[What you should do] Return every line in the entries below that contains the string "chevron". Keep each line as it appears.

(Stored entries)
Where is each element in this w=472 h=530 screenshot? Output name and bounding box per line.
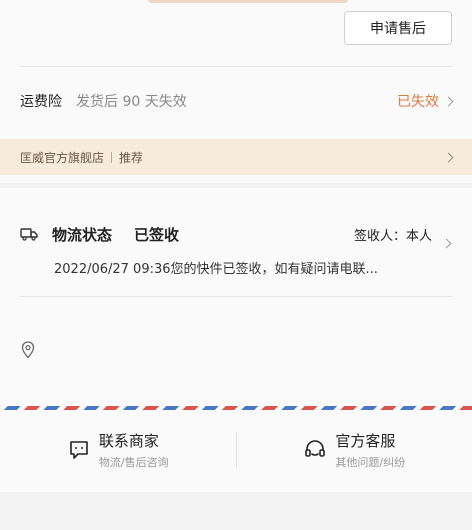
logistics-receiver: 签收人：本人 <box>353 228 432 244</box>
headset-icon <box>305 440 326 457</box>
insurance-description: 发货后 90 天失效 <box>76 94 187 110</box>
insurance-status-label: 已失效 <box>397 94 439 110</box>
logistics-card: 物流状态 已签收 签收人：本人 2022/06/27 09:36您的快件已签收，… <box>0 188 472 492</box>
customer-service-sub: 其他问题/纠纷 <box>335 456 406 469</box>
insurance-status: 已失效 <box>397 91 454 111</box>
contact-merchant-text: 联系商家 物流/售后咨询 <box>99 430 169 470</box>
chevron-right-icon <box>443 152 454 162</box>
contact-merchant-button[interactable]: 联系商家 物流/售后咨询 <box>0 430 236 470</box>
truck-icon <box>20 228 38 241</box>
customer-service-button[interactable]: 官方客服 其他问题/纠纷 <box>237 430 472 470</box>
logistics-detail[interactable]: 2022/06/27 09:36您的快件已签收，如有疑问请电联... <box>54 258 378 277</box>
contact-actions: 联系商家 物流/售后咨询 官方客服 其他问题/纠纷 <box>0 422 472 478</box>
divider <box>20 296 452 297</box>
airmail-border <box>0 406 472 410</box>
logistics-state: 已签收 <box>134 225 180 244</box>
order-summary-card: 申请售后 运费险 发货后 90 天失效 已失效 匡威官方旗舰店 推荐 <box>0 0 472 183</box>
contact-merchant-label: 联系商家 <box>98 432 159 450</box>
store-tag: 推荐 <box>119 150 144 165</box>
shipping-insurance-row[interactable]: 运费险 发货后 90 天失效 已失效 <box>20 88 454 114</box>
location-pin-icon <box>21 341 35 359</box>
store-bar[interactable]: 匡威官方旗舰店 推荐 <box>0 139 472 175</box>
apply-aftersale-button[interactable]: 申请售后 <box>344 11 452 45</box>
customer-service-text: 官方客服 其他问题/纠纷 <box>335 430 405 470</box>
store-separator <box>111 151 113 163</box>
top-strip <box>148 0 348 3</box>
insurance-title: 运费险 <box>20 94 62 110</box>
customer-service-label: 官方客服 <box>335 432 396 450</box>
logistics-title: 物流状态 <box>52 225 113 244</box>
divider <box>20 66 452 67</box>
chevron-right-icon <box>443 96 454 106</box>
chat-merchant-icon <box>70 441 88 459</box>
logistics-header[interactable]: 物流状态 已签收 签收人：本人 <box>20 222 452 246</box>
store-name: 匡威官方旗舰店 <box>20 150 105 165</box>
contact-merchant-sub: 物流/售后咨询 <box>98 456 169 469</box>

[Result]
chevron-right-icon <box>443 152 454 162</box>
chevron-right-icon <box>443 96 454 106</box>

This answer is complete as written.